:: TASK DIRECTIONS ::
Reproduce all entries precisely as they are written.
— START OF SUPPLIED RECORDS —
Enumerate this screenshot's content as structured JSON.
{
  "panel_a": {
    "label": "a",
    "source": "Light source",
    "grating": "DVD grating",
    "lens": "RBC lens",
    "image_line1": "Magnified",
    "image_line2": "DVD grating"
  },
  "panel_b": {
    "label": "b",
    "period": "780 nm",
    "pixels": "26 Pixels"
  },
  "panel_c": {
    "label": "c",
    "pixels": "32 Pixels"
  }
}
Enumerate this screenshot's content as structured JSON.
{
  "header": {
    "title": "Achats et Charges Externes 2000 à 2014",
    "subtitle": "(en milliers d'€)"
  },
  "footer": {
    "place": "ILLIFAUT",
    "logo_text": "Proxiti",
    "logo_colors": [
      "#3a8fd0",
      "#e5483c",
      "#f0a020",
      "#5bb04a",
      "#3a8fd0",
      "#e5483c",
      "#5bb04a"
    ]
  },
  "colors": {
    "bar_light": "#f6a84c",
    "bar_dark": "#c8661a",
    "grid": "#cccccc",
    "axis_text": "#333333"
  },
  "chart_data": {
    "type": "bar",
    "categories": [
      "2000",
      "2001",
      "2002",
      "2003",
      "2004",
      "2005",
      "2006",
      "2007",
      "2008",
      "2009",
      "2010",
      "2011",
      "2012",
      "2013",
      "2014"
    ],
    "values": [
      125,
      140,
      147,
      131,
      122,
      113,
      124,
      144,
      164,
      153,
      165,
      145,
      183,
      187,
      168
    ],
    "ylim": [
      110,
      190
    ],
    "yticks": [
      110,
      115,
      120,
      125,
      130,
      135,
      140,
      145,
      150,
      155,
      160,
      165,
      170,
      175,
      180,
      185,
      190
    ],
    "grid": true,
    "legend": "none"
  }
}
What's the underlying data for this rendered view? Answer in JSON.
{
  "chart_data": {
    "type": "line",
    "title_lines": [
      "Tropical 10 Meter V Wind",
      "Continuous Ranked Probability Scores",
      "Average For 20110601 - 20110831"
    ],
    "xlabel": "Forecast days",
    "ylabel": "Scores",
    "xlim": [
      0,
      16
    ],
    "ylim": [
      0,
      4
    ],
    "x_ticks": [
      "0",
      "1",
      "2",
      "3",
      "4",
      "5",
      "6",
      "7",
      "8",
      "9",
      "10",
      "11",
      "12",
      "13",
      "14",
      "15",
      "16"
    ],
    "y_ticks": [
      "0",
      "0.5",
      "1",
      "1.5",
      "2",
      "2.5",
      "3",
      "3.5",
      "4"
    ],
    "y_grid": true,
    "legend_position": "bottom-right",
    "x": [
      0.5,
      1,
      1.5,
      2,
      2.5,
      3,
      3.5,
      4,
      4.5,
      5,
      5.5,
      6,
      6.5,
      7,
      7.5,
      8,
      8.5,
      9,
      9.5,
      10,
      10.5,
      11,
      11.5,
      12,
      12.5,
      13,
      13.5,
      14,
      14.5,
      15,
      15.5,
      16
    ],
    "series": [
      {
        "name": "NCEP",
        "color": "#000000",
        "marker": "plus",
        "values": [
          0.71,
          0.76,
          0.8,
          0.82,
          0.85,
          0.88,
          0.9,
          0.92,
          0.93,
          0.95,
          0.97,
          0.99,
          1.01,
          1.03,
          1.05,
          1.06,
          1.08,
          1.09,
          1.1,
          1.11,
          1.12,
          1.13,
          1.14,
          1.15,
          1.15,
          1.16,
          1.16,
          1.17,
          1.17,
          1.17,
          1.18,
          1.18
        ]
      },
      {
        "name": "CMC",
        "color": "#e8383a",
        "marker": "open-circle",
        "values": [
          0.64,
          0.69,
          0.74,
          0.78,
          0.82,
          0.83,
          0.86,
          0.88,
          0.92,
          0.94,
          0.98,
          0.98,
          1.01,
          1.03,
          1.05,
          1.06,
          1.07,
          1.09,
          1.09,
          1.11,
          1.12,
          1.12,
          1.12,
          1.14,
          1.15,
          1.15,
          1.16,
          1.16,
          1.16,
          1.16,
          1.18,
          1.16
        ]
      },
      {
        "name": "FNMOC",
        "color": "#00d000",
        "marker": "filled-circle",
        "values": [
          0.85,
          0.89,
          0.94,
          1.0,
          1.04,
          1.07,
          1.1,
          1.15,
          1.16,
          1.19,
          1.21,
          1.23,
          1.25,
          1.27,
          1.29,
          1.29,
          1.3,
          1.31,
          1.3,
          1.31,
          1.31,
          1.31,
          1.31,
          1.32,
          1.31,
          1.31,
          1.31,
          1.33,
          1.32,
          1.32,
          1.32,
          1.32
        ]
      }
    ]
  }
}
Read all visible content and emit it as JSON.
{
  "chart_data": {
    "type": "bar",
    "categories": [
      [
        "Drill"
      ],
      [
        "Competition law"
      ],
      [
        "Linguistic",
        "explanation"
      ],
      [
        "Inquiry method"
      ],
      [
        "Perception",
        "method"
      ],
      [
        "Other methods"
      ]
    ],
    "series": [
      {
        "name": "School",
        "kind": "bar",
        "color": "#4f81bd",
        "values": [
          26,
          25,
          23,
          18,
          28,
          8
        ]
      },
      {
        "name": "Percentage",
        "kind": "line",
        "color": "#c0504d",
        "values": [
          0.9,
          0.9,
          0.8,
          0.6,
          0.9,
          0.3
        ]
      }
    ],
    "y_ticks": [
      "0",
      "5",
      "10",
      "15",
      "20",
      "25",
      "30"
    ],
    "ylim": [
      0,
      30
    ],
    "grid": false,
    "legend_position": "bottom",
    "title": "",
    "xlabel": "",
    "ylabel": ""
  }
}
— END OF SUPPLIED RECORDS —
:: PROBLEM SOLUTION ::
Enumerate this screenshot's content as structured JSON.
{
  "panel_a": {
    "label": "a",
    "source": "Light source",
    "grating": "DVD grating",
    "lens": "RBC lens",
    "image_line1": "Magnified",
    "image_line2": "DVD grating"
  },
  "panel_b": {
    "label": "b",
    "period": "780 nm",
    "pixels": "26 Pixels"
  },
  "panel_c": {
    "label": "c",
    "pixels": "32 Pixels"
  }
}
Enumerate this screenshot's content as structured JSON.
{
  "header": {
    "title": "Achats et Charges Externes 2000 à 2014",
    "subtitle": "(en milliers d'€)"
  },
  "footer": {
    "place": "ILLIFAUT",
    "logo_text": "Proxiti",
    "logo_colors": [
      "#3a8fd0",
      "#e5483c",
      "#f0a020",
      "#5bb04a",
      "#3a8fd0",
      "#e5483c",
      "#5bb04a"
    ]
  },
  "colors": {
    "bar_light": "#f6a84c",
    "bar_dark": "#c8661a",
    "grid": "#cccccc",
    "axis_text": "#333333"
  },
  "chart_data": {
    "type": "bar",
    "categories": [
      "2000",
      "2001",
      "2002",
      "2003",
      "2004",
      "2005",
      "2006",
      "2007",
      "2008",
      "2009",
      "2010",
      "2011",
      "2012",
      "2013",
      "2014"
    ],
    "values": [
      125,
      140,
      147,
      131,
      122,
      113,
      124,
      144,
      164,
      153,
      165,
      145,
      183,
      187,
      168
    ],
    "ylim": [
      110,
      190
    ],
    "yticks": [
      110,
      115,
      120,
      125,
      130,
      135,
      140,
      145,
      150,
      155,
      160,
      165,
      170,
      175,
      180,
      185,
      190
    ],
    "grid": true,
    "legend": "none"
  }
}
What's the underlying data for this rendered view? Answer in JSON.
{
  "chart_data": {
    "type": "line",
    "title_lines": [
      "Tropical 10 Meter V Wind",
      "Continuous Ranked Probability Scores",
      "Average For 20110601 - 20110831"
    ],
    "xlabel": "Forecast days",
    "ylabel": "Scores",
    "xlim": [
      0,
      16
    ],
    "ylim": [
      0,
      4
    ],
    "x_ticks": [
      "0",
      "1",
      "2",
      "3",
      "4",
      "5",
      "6",
      "7",
      "8",
      "9",
      "10",
      "11",
      "12",
      "13",
      "14",
      "15",
      "16"
    ],
    "y_ticks": [
      "0",
      "0.5",
      "1",
      "1.5",
      "2",
      "2.5",
      "3",
      "3.5",
      "4"
    ],
    "y_grid": true,
    "legend_position": "bottom-right",
    "x": [
      0.5,
      1,
      1.5,
      2,
      2.5,
      3,
      3.5,
      4,
      4.5,
      5,
      5.5,
      6,
      6.5,
      7,
      7.5,
      8,
      8.5,
      9,
      9.5,
      10,
      10.5,
      11,
      11.5,
      12,
      12.5,
      13,
      13.5,
      14,
      14.5,
      15,
      15.5,
      16
    ],
    "series": [
      {
        "name": "NCEP",
        "color": "#000000",
        "marker": "plus",
        "values": [
          0.71,
          0.76,
          0.8,
          0.82,
          0.85,
          0.88,
          0.9,
          0.92,
          0.93,
          0.95,
          0.97,
          0.99,
          1.01,
          1.03,
          1.05,
          1.06,
          1.08,
          1.09,
          1.1,
          1.11,
          1.12,
          1.13,
          1.14,
          1.15,
          1.15,
          1.16,
          1.16,
          1.17,
          1.17,
          1.17,
          1.18,
          1.18
        ]
      },
      {
        "name": "CMC",
        "color": "#e8383a",
        "marker": "open-circle",
        "values": [
          0.64,
          0.69,
          0.74,
          0.78,
          0.82,
          0.83,
          0.86,
          0.88,
          0.92,
          0.94,
          0.98,
          0.98,
          1.01,
          1.03,
          1.05,
          1.06,
          1.07,
          1.09,
          1.09,
          1.11,
          1.12,
          1.12,
          1.12,
          1.14,
          1.15,
          1.15,
          1.16,
          1.16,
          1.16,
          1.16,
          1.18,
          1.16
        ]
      },
      {
        "name": "FNMOC",
        "color": "#00d000",
        "marker": "filled-circle",
        "values": [
          0.85,
          0.89,
          0.94,
          1.0,
          1.04,
          1.07,
          1.1,
          1.15,
          1.16,
          1.19,
          1.21,
          1.23,
          1.25,
          1.27,
          1.29,
          1.29,
          1.3,
          1.31,
          1.3,
          1.31,
          1.31,
          1.31,
          1.31,
          1.32,
          1.31,
          1.31,
          1.31,
          1.33,
          1.32,
          1.32,
          1.32,
          1.32
        ]
      }
    ]
  }
}
Read all visible content and emit it as JSON.
{
  "chart_data": {
    "type": "bar",
    "categories": [
      [
        "Drill"
      ],
      [
        "Competition law"
      ],
      [
        "Linguistic",
        "explanation"
      ],
      [
        "Inquiry method"
      ],
      [
        "Perception",
        "method"
      ],
      [
        "Other methods"
      ]
    ],
    "series": [
      {
        "name": "School",
        "kind": "bar",
        "color": "#4f81bd",
        "values": [
          26,
          25,
          23,
          18,
          28,
          8
        ]
      },
      {
        "name": "Percentage",
        "kind": "line",
        "color": "#c0504d",
        "values": [
          0.9,
          0.9,
          0.8,
          0.6,
          0.9,
          0.3
        ]
      }
    ],
    "y_ticks": [
      "0",
      "5",
      "10",
      "15",
      "20",
      "25",
      "30"
    ],
    "ylim": [
      0,
      30
    ],
    "grid": false,
    "legend_position": "bottom",
    "title": "",
    "xlabel": "",
    "ylabel": ""
  }
}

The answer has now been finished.